● **STATED PROBLEM**
Omit the pictures and output every entry below exactly as written.

(Saved entries)
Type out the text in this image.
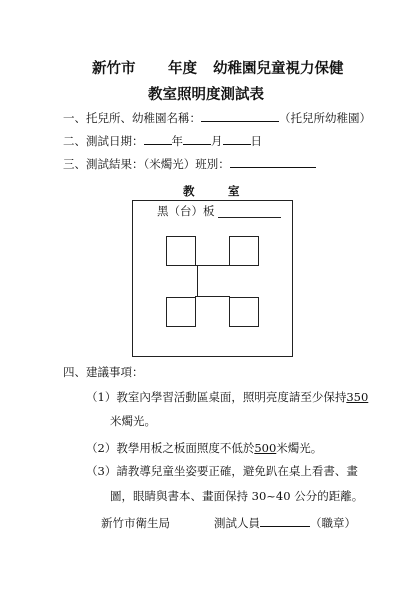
新竹市 年度 幼稚園兒童視力保健
教室照明度測試表
一、托兒所、幼稚園名稱：	（托兒所幼稚園）
二、測試日期： 年 月 日
三、測試結果：（米燭光）班別：
教	室
黑（台）板
四、建議事項：
（1）教室內學習活動區桌面，照明亮度請至少保持350
米燭光。
（2）教學用板之板面照度不低於500米燭光。
（3）請教導兒童坐姿要正確，避免趴在桌上看書、畫
圖，眼睛與書本、畫面保持 30~40 公分的距離。
新竹市衛生局	測試人員	（職章）
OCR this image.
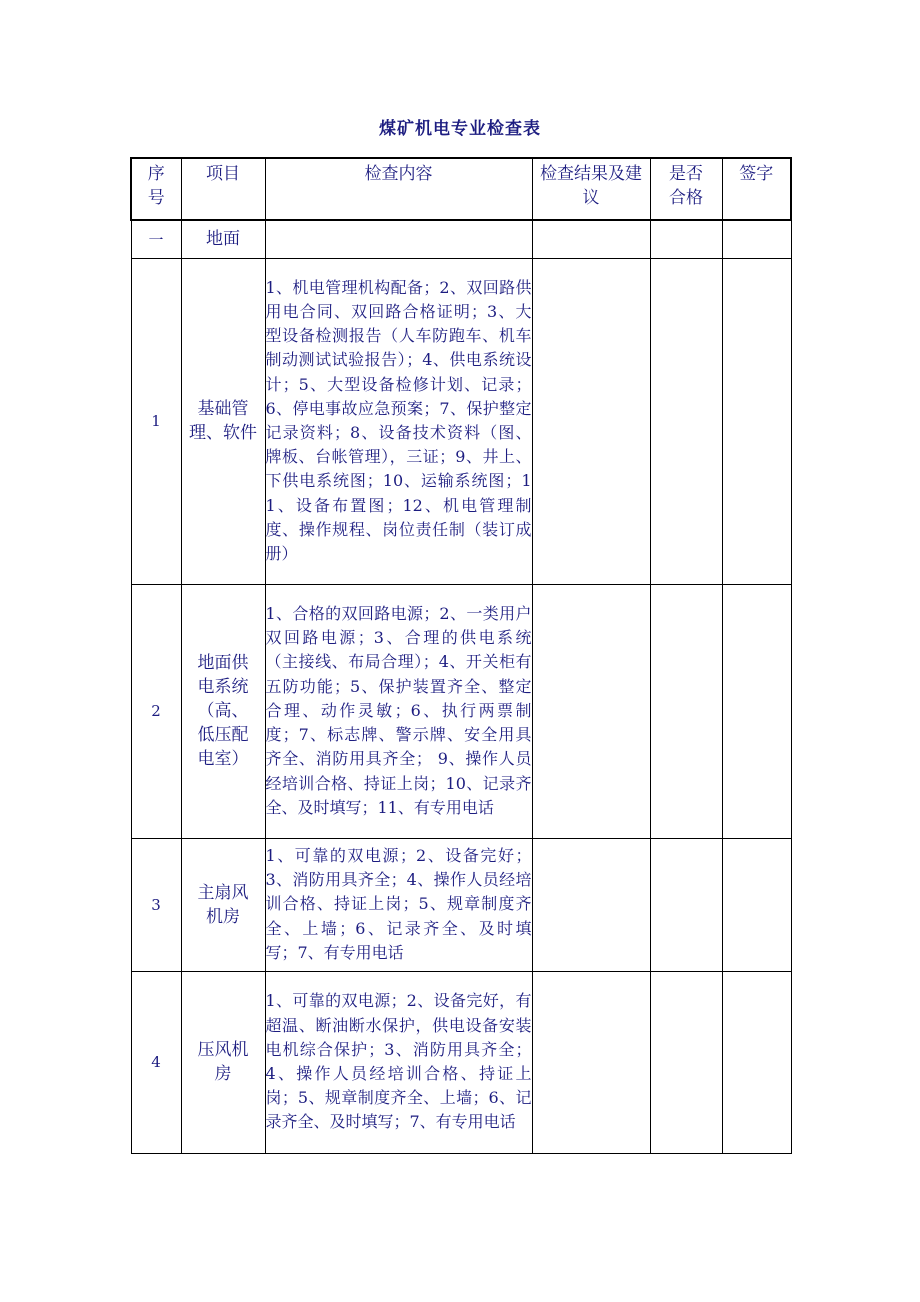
煤矿机电专业检查表
序号	项目	检查内容	检查结果及建议	是否合格	签字
一	地面				
1	基础管理、软件	1、机电管理机构配备；2、双回路供用电合同、双回路合格证明；3、大型设备检测报告（人车防跑车、机车制动测试试验报告）；4、供电系统设计；5、大型设备检修计划、记录；6、停电事故应急预案；7、保护整定记录资料；8、设备技术资料（图、牌板、台帐管理），三证；9、井上、下供电系统图；10、运输系统图；11、设备布置图；12、机电管理制度、操作规程、岗位责任制（装订成册）			
2	地面供电系统（高、低压配电室）	1、合格的双回路电源；2、一类用户双回路电源；3、合理的供电系统（主接线、布局合理）；4、开关柜有五防功能；5、保护装置齐全、整定合理、动作灵敏；6、执行两票制度；7、标志牌、警示牌、安全用具齐全、消防用具齐全； 9、操作人员经培训合格、持证上岗；10、记录齐全、及时填写；11、有专用电话			
3	主扇风机房	1、可靠的双电源；2、设备完好；3、消防用具齐全；4、操作人员经培训合格、持证上岗；5、规章制度齐全、上墙；6、记录齐全、及时填写；7、有专用电话			
4	压风机房	1、可靠的双电源；2、设备完好，有超温、断油断水保护，供电设备安装电机综合保护；3、消防用具齐全；4、操作人员经培训合格、持证上岗；5、规章制度齐全、上墙；6、记录齐全、及时填写；7、有专用电话			
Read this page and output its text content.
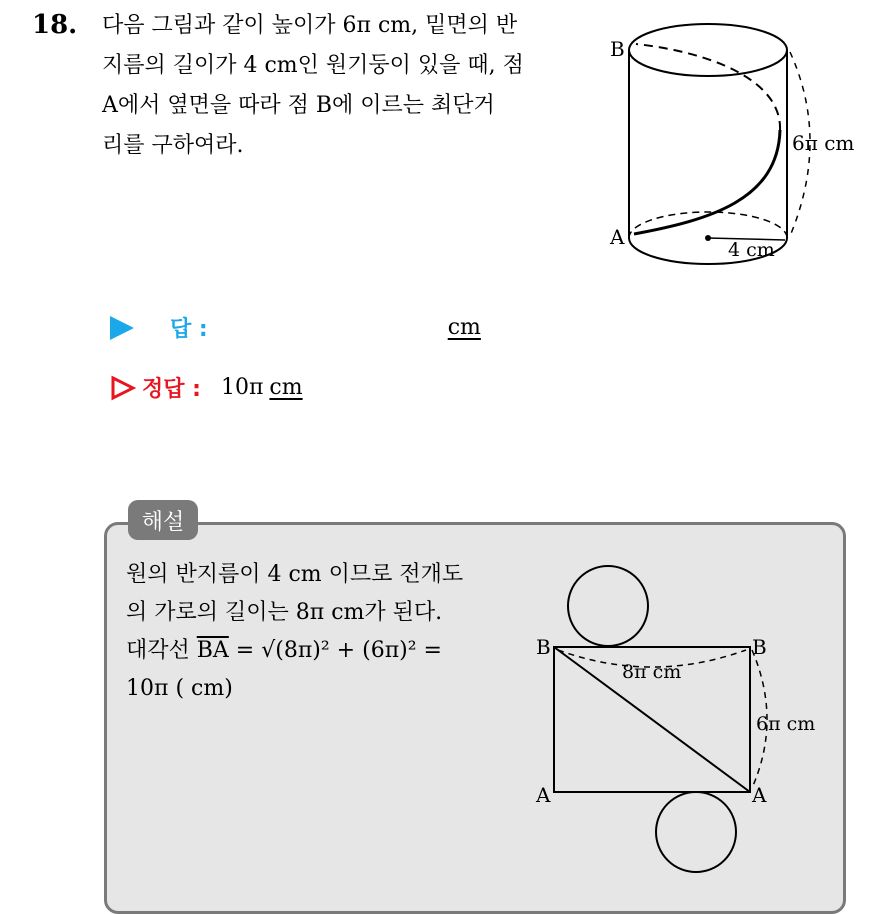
18. 다음 그림과 같이 높이가 6π cm, 밑면의 반
지름의 길이가 4 cm인 원기둥이 있을 때, 점
A에서 옆면을 따라 점 B에 이르는 최단거
리를 구하여라.
B
A
6π cm
4 cm
답 :	cm
정답 : 10π cm
해설
원의 반지름이 4 cm 이므로 전개도
의 가로의 길이는 8π cm가 된다.
대각선 $\overline{BA} = √(8\pi)^2 + (6\pi)^2$ =
10π ( cm)
B	B
A	A
8π cm
6π cm
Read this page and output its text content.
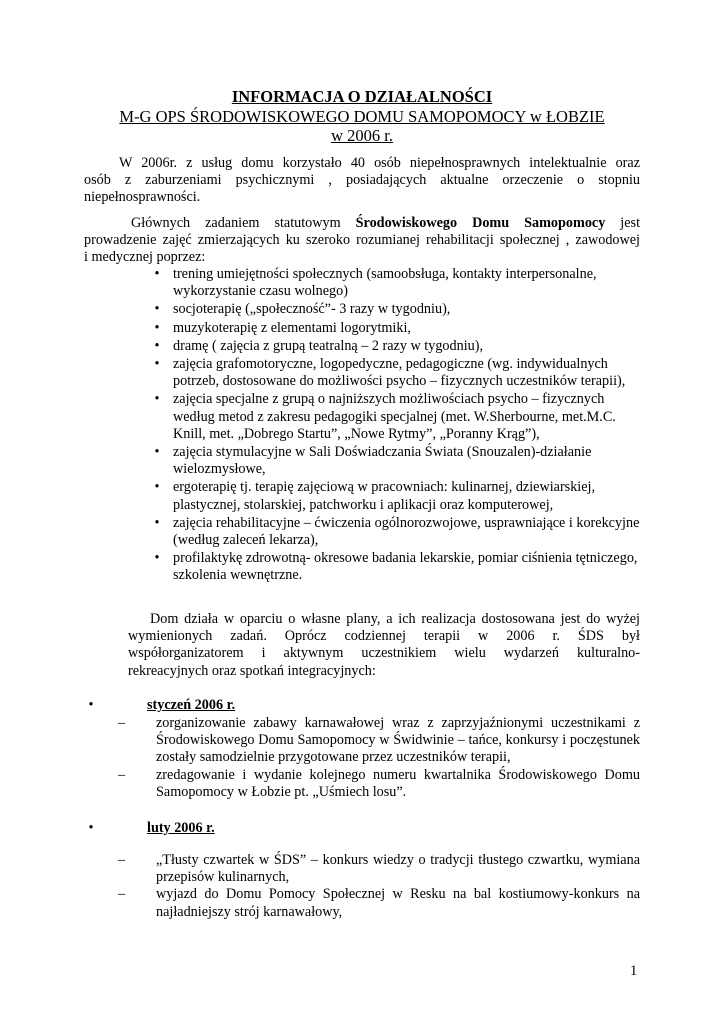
INFORMACJA O DZIAŁALNOŚCI
M-G OPS ŚRODOWISKOWEGO DOMU SAMOPOMOCY w ŁOBZIE
w 2006 r.
W 2006r. z usług domu korzystało 40 osób niepełnosprawnych intelektualnie oraz
osób z zaburzeniami psychicznymi , posiadających aktualne orzeczenie o stopniu
niepełnosprawności.
Głównych zadaniem statutowym Środowiskowego Domu Samopomocy jest
prowadzenie zajęć zmierzających ku szeroko rozumianej rehabilitacji społecznej , zawodowej
i medycznej poprzez:
• trening umiejętności społecznych (samoobsługa, kontakty interpersonalne, wykorzystanie czasu wolnego)
• socjoterapię („społeczność”- 3 razy w tygodniu),
• muzykoterapię z elementami logorytmiki,
• dramę ( zajęcia z grupą teatralną – 2 razy w tygodniu),
• zajęcia grafomotoryczne, logopedyczne, pedagogiczne (wg. indywidualnych potrzeb, dostosowane do możliwości psycho – fizycznych uczestników terapii),
• zajęcia specjalne z grupą o najniższych możliwościach psycho – fizycznych według metod z zakresu pedagogiki specjalnej (met. W.Sherbourne, met.M.C. Knill, met. „Dobrego Startu”, „Nowe Rytmy”, „Poranny Krąg”),
• zajęcia stymulacyjne w Sali Doświadczania Świata (Snouzalen)-działanie wielozmysłowe,
• ergoterapię tj. terapię zajęciową w pracowniach: kulinarnej, dziewiarskiej, plastycznej, stolarskiej, patchworku i aplikacji oraz komputerowej,
• zajęcia rehabilitacyjne – ćwiczenia ogólnorozwojowe, usprawniające i korekcyjne (według zaleceń lekarza),
• profilaktykę zdrowotną- okresowe badania lekarskie, pomiar ciśnienia tętniczego, szkolenia wewnętrzne.
Dom działa w oparciu o własne plany, a ich realizacja dostosowana jest do wyżej
wymienionych zadań. Oprócz codziennej terapii w 2006 r. ŚDS był
współorganizatorem i aktywnym uczestnikiem wielu wydarzeń kulturalno-
rekreacyjnych oraz spotkań integracyjnych:
•	styczeń 2006 r.
– zorganizowanie zabawy karnawałowej wraz z zaprzyjaźnionymi uczestnikami z Środowiskowego Domu Samopomocy w Świdwinie – tańce, konkursy i poczęstunek zostały samodzielnie przygotowane przez uczestników terapii,
– zredagowanie i wydanie kolejnego numeru kwartalnika Środowiskowego Domu Samopomocy w Łobzie pt. „Uśmiech losu”.
•	luty 2006 r.
– „Tłusty czwartek w ŚDS” – konkurs wiedzy o tradycji tłustego czwartku, wymiana przepisów kulinarnych,
– wyjazd do Domu Pomocy Społecznej w Resku na bal kostiumowy-konkurs na najładniejszy strój karnawałowy,
1
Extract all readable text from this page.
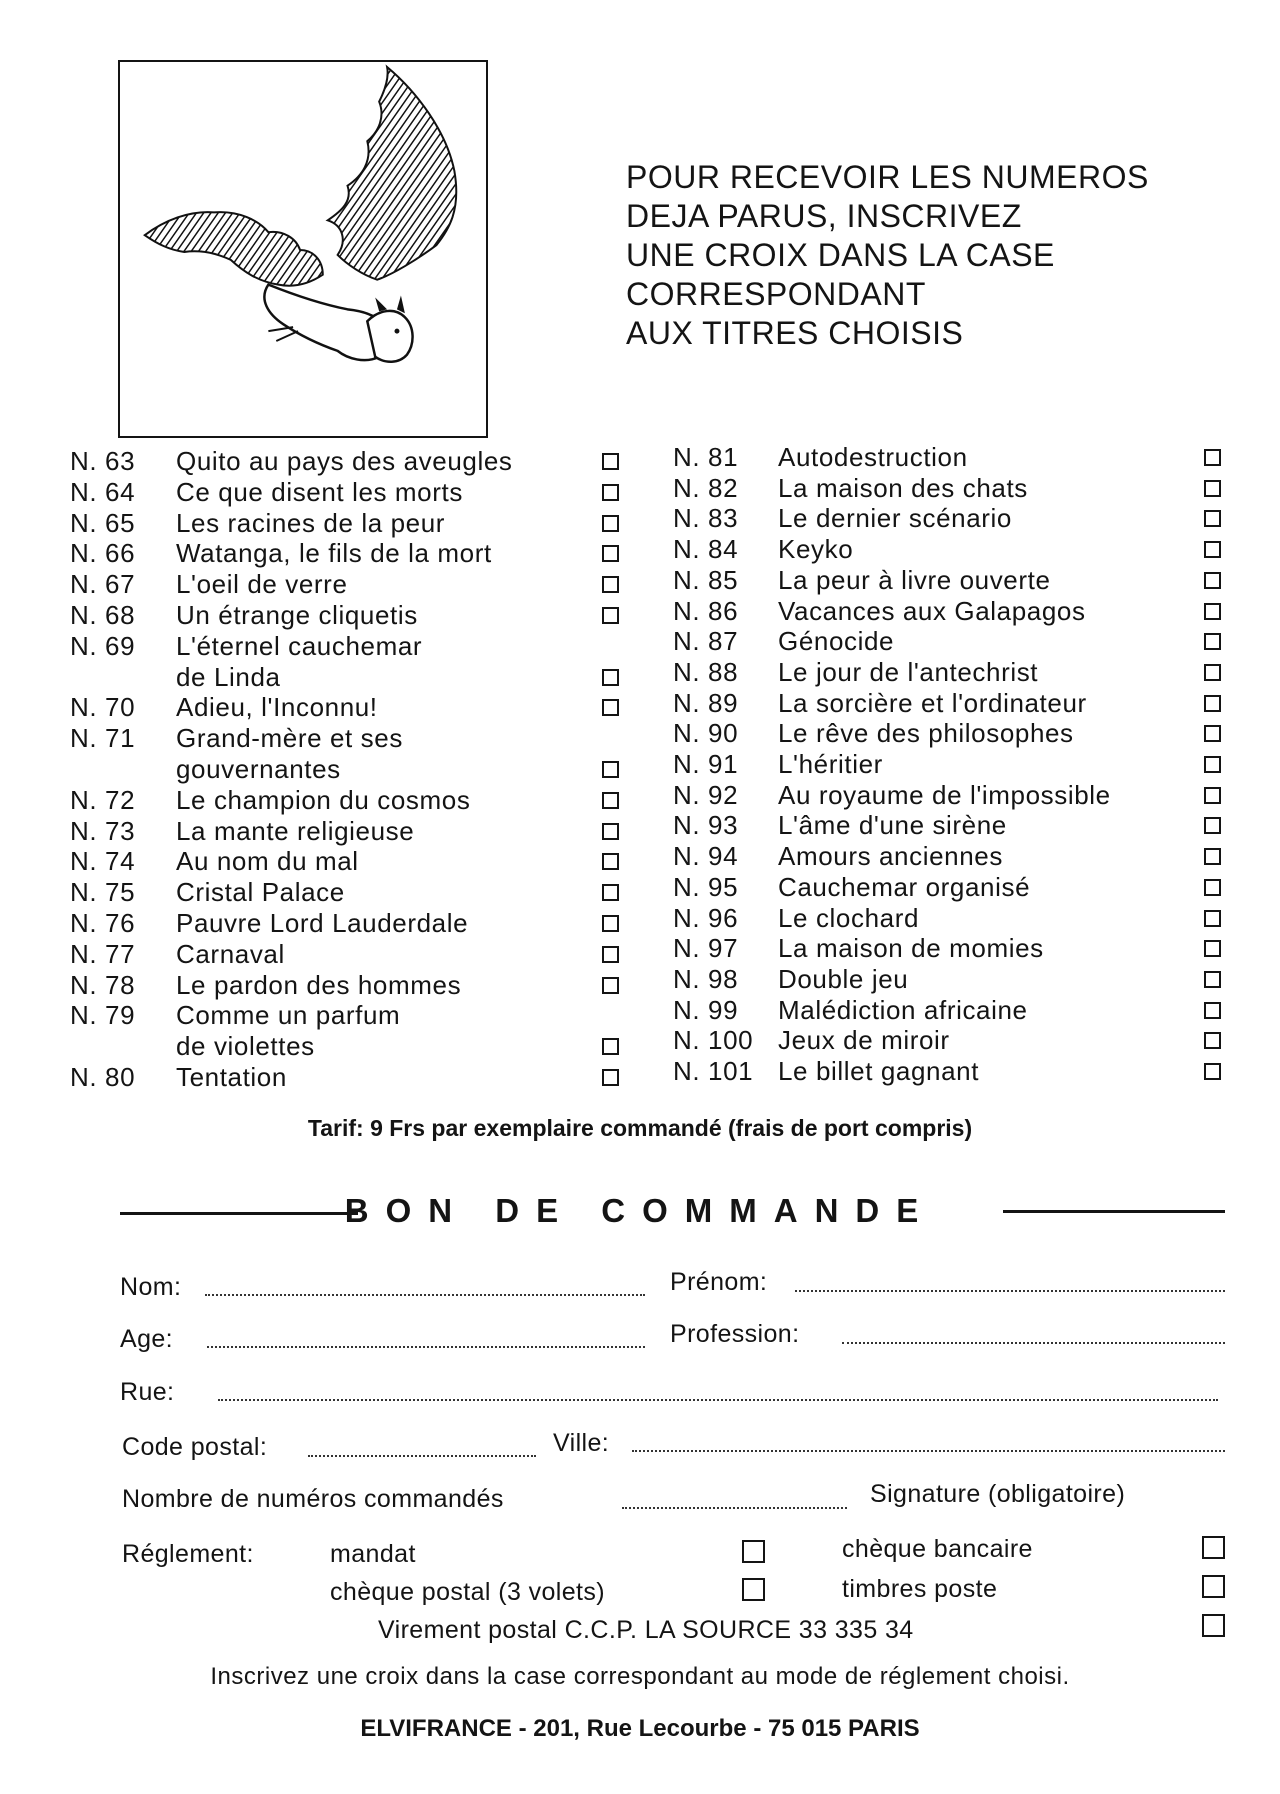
POUR RECEVOIR LES NUMEROS
DEJA PARUS, INSCRIVEZ
UNE CROIX DANS LA CASE
CORRESPONDANT
AUX TITRES CHOISIS
N. 63 Quito au pays des aveugles
N. 64 Ce que disent les morts
N. 65 Les racines de la peur
N. 66 Watanga, le fils de la mort
N. 67 L'oeil de verre
N. 68 Un étrange cliquetis
N. 69 L'éternel cauchemar
de Linda
N. 70 Adieu, l'Inconnu!
N. 71 Grand-mère et ses
gouvernantes
N. 72 Le champion du cosmos
N. 73 La mante religieuse
N. 74 Au nom du mal
N. 75 Cristal Palace
N. 76 Pauvre Lord Lauderdale
N. 77 Carnaval
N. 78 Le pardon des hommes
N. 79 Comme un parfum
de violettes
N. 80 Tentation
N. 81 Autodestruction
N. 82 La maison des chats
N. 83 Le dernier scénario
N. 84 Keyko
N. 85 La peur à livre ouverte
N. 86 Vacances aux Galapagos
N. 87 Génocide
N. 88 Le jour de l'antechrist
N. 89 La sorcière et l'ordinateur
N. 90 Le rêve des philosophes
N. 91 L'héritier
N. 92 Au royaume de l'impossible
N. 93 L'âme d'une sirène
N. 94 Amours anciennes
N. 95 Cauchemar organisé
N. 96 Le clochard
N. 97 La maison de momies
N. 98 Double jeu
N. 99 Malédiction africaine
N. 100 Jeux de miroir
N. 101 Le billet gagnant
Tarif: 9 Frs par exemplaire commandé (frais de port compris)
BON DE COMMANDE
Nom:	Prénom:
Age:	Profession:
Rue:
Code postal:	Ville:
Nombre de numéros commandés	Signature (obligatoire)
Réglement:	mandat	chèque bancaire
chèque postal (3 volets)	timbres poste
Virement postal C.C.P. LA SOURCE 33 335 34
Inscrivez une croix dans la case correspondant au mode de réglement choisi.
ELVIFRANCE - 201, Rue Lecourbe - 75 015 PARIS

● **WRITTEN ANSWER**
Type out the text in this image.
新竹市 年度 幼稚園兒童視力保健
教室照明度測試表
一、托兒所、幼稚園名稱：	（托兒所幼稚園）
二、測試日期： 年 月 日
三、測試結果：（米燭光）班別：
教	室
黑（台）板
四、建議事項：
（1）教室內學習活動區桌面，照明亮度請至少保持350
米燭光。
（2）教學用板之板面照度不低於500米燭光。
（3）請教導兒童坐姿要正確，避免趴在桌上看書、畫
圖，眼睛與書本、畫面保持 30~40 公分的距離。
新竹市衛生局	測試人員	（職章）
OCR this image.
煤矿机电专业检查表
序号	项目	检查内容	检查结果及建议	是否合格	签字
一	地面				
1	基础管理、软件	1、机电管理机构配备；2、双回路供用电合同、双回路合格证明；3、大型设备检测报告（人车防跑车、机车制动测试试验报告）；4、供电系统设计；5、大型设备检修计划、记录；6、停电事故应急预案；7、保护整定记录资料；8、设备技术资料（图、牌板、台帐管理），三证；9、井上、下供电系统图；10、运输系统图；11、设备布置图；12、机电管理制度、操作规程、岗位责任制（装订成册）			
2	地面供电系统（高、低压配电室）	1、合格的双回路电源；2、一类用户双回路电源；3、合理的供电系统（主接线、布局合理）；4、开关柜有五防功能；5、保护装置齐全、整定合理、动作灵敏；6、执行两票制度；7、标志牌、警示牌、安全用具齐全、消防用具齐全； 9、操作人员经培训合格、持证上岗；10、记录齐全、及时填写；11、有专用电话			
3	主扇风机房	1、可靠的双电源；2、设备完好；3、消防用具齐全；4、操作人员经培训合格、持证上岗；5、规章制度齐全、上墙；6、记录齐全、及时填写；7、有专用电话			
4	压风机房	1、可靠的双电源；2、设备完好，有超温、断油断水保护，供电设备安装电机综合保护；3、消防用具齐全；4、操作人员经培训合格、持证上岗；5、规章制度齐全、上墙；6、记录齐全、及时填写；7、有专用电话			
Read this page and output its text content.
18. 다음 그림과 같이 높이가 6π cm, 밑면의 반
지름의 길이가 4 cm인 원기둥이 있을 때, 점
A에서 옆면을 따라 점 B에 이르는 최단거
리를 구하여라.
B
A
6π cm
4 cm
답 :	cm
정답 : 10π cm
해설
원의 반지름이 4 cm 이므로 전개도
의 가로의 길이는 8π cm가 된다.
대각선 $\overline{BA} = √(8\pi)^2 + (6\pi)^2$ =
10π ( cm)
B	B
A	A
8π cm
6π cm
Read this page and output its text content.
INFORMACJA O DZIAŁALNOŚCI
M-G OPS ŚRODOWISKOWEGO DOMU SAMOPOMOCY w ŁOBZIE
w 2006 r.
W 2006r. z usług domu korzystało 40 osób niepełnosprawnych intelektualnie oraz
osób z zaburzeniami psychicznymi , posiadających aktualne orzeczenie o stopniu
niepełnosprawności.
Głównych zadaniem statutowym Środowiskowego Domu Samopomocy jest
prowadzenie zajęć zmierzających ku szeroko rozumianej rehabilitacji społecznej , zawodowej
i medycznej poprzez:
• trening umiejętności społecznych (samoobsługa, kontakty interpersonalne, wykorzystanie czasu wolnego)
• socjoterapię („społeczność”- 3 razy w tygodniu),
• muzykoterapię z elementami logorytmiki,
• dramę ( zajęcia z grupą teatralną – 2 razy w tygodniu),
• zajęcia grafomotoryczne, logopedyczne, pedagogiczne (wg. indywidualnych potrzeb, dostosowane do możliwości psycho – fizycznych uczestników terapii),
• zajęcia specjalne z grupą o najniższych możliwościach psycho – fizycznych według metod z zakresu pedagogiki specjalnej (met. W.Sherbourne, met.M.C. Knill, met. „Dobrego Startu”, „Nowe Rytmy”, „Poranny Krąg”),
• zajęcia stymulacyjne w Sali Doświadczania Świata (Snouzalen)-działanie wielozmysłowe,
• ergoterapię tj. terapię zajęciową w pracowniach: kulinarnej, dziewiarskiej, plastycznej, stolarskiej, patchworku i aplikacji oraz komputerowej,
• zajęcia rehabilitacyjne – ćwiczenia ogólnorozwojowe, usprawniające i korekcyjne (według zaleceń lekarza),
• profilaktykę zdrowotną- okresowe badania lekarskie, pomiar ciśnienia tętniczego, szkolenia wewnętrzne.
Dom działa w oparciu o własne plany, a ich realizacja dostosowana jest do wyżej
wymienionych zadań. Oprócz codziennej terapii w 2006 r. ŚDS był
współorganizatorem i aktywnym uczestnikiem wielu wydarzeń kulturalno-
rekreacyjnych oraz spotkań integracyjnych:
•	styczeń 2006 r.
– zorganizowanie zabawy karnawałowej wraz z zaprzyjaźnionymi uczestnikami z Środowiskowego Domu Samopomocy w Świdwinie – tańce, konkursy i poczęstunek zostały samodzielnie przygotowane przez uczestników terapii,
– zredagowanie i wydanie kolejnego numeru kwartalnika Środowiskowego Domu Samopomocy w Łobzie pt. „Uśmiech losu”.
•	luty 2006 r.
– „Tłusty czwartek w ŚDS” – konkurs wiedzy o tradycji tłustego czwartku, wymiana przepisów kulinarnych,
– wyjazd do Domu Pomocy Społecznej w Resku na bal kostiumowy-konkurs na najładniejszy strój karnawałowy,
1
Extract all readable text from this page.
POUR RECEVOIR LES NUMEROS
DEJA PARUS, INSCRIVEZ
UNE CROIX DANS LA CASE
CORRESPONDANT
AUX TITRES CHOISIS
N. 63 Quito au pays des aveugles
N. 64 Ce que disent les morts
N. 65 Les racines de la peur
N. 66 Watanga, le fils de la mort
N. 67 L'oeil de verre
N. 68 Un étrange cliquetis
N. 69 L'éternel cauchemar
de Linda
N. 70 Adieu, l'Inconnu!
N. 71 Grand-mère et ses
gouvernantes
N. 72 Le champion du cosmos
N. 73 La mante religieuse
N. 74 Au nom du mal
N. 75 Cristal Palace
N. 76 Pauvre Lord Lauderdale
N. 77 Carnaval
N. 78 Le pardon des hommes
N. 79 Comme un parfum
de violettes
N. 80 Tentation
N. 81 Autodestruction
N. 82 La maison des chats
N. 83 Le dernier scénario
N. 84 Keyko
N. 85 La peur à livre ouverte
N. 86 Vacances aux Galapagos
N. 87 Génocide
N. 88 Le jour de l'antechrist
N. 89 La sorcière et l'ordinateur
N. 90 Le rêve des philosophes
N. 91 L'héritier
N. 92 Au royaume de l'impossible
N. 93 L'âme d'une sirène
N. 94 Amours anciennes
N. 95 Cauchemar organisé
N. 96 Le clochard
N. 97 La maison de momies
N. 98 Double jeu
N. 99 Malédiction africaine
N. 100 Jeux de miroir
N. 101 Le billet gagnant
Tarif: 9 Frs par exemplaire commandé (frais de port compris)
BON DE COMMANDE
Nom:	Prénom:
Age:	Profession:
Rue:
Code postal:	Ville:
Nombre de numéros commandés	Signature (obligatoire)
Réglement:	mandat	chèque bancaire
chèque postal (3 volets)	timbres poste
Virement postal C.C.P. LA SOURCE 33 335 34
Inscrivez une croix dans la case correspondant au mode de réglement choisi.
ELVIFRANCE - 201, Rue Lecourbe - 75 015 PARIS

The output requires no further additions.